## To be done
Print the entire listing. Each line must match the original exactly.

● ● ● ●

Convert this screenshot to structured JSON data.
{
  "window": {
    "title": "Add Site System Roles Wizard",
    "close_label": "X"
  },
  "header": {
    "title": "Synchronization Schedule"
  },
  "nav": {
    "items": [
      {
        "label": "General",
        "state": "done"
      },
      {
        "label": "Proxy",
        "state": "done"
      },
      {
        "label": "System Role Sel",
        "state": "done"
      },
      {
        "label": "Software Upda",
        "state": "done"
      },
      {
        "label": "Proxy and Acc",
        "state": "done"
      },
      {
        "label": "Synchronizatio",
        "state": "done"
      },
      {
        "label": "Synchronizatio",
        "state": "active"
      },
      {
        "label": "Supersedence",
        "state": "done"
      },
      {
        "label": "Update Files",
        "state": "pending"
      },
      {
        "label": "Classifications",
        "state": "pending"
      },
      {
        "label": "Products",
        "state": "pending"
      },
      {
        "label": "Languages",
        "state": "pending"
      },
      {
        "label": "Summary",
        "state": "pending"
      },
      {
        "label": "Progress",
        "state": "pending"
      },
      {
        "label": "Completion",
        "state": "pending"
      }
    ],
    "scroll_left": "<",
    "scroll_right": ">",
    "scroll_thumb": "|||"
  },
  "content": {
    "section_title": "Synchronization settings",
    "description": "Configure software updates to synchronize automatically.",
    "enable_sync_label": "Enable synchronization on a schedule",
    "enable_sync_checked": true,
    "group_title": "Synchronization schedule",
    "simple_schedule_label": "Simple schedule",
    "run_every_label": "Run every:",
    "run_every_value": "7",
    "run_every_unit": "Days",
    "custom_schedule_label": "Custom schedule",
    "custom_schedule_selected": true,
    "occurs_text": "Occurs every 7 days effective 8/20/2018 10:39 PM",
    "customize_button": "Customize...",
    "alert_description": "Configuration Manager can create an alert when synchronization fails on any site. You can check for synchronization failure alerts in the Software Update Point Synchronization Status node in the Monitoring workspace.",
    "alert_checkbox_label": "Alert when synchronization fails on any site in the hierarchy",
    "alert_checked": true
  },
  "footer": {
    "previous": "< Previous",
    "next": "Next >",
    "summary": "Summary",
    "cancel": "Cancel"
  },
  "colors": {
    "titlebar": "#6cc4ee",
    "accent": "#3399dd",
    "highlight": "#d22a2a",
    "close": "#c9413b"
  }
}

● ● ● ●

## Problem solution
Convert this screenshot to structured JSON data.
{
  "window": {
    "title": "Add Site System Roles Wizard",
    "close_label": "X"
  },
  "header": {
    "title": "Synchronization Schedule"
  },
  "nav": {
    "items": [
      {
        "label": "General",
        "state": "done"
      },
      {
        "label": "Proxy",
        "state": "done"
      },
      {
        "label": "System Role Sel",
        "state": "done"
      },
      {
        "label": "Software Upda",
        "state": "done"
      },
      {
        "label": "Proxy and Acc",
        "state": "done"
      },
      {
        "label": "Synchronizatio",
        "state": "done"
      },
      {
        "label": "Synchronizatio",
        "state": "active"
      },
      {
        "label": "Supersedence",
        "state": "done"
      },
      {
        "label": "Update Files",
        "state": "pending"
      },
      {
        "label": "Classifications",
        "state": "pending"
      },
      {
        "label": "Products",
        "state": "pending"
      },
      {
        "label": "Languages",
        "state": "pending"
      },
      {
        "label": "Summary",
        "state": "pending"
      },
      {
        "label": "Progress",
        "state": "pending"
      },
      {
        "label": "Completion",
        "state": "pending"
      }
    ],
    "scroll_left": "<",
    "scroll_right": ">",
    "scroll_thumb": "|||"
  },
  "content": {
    "section_title": "Synchronization settings",
    "description": "Configure software updates to synchronize automatically.",
    "enable_sync_label": "Enable synchronization on a schedule",
    "enable_sync_checked": true,
    "group_title": "Synchronization schedule",
    "simple_schedule_label": "Simple schedule",
    "run_every_label": "Run every:",
    "run_every_value": "7",
    "run_every_unit": "Days",
    "custom_schedule_label": "Custom schedule",
    "custom_schedule_selected": true,
    "occurs_text": "Occurs every 7 days effective 8/20/2018 10:39 PM",
    "customize_button": "Customize...",
    "alert_description": "Configuration Manager can create an alert when synchronization fails on any site. You can check for synchronization failure alerts in the Software Update Point Synchronization Status node in the Monitoring workspace.",
    "alert_checkbox_label": "Alert when synchronization fails on any site in the hierarchy",
    "alert_checked": true
  },
  "footer": {
    "previous": "< Previous",
    "next": "Next >",
    "summary": "Summary",
    "cancel": "Cancel"
  },
  "colors": {
    "titlebar": "#6cc4ee",
    "accent": "#3399dd",
    "highlight": "#d22a2a",
    "close": "#c9413b"
  }
}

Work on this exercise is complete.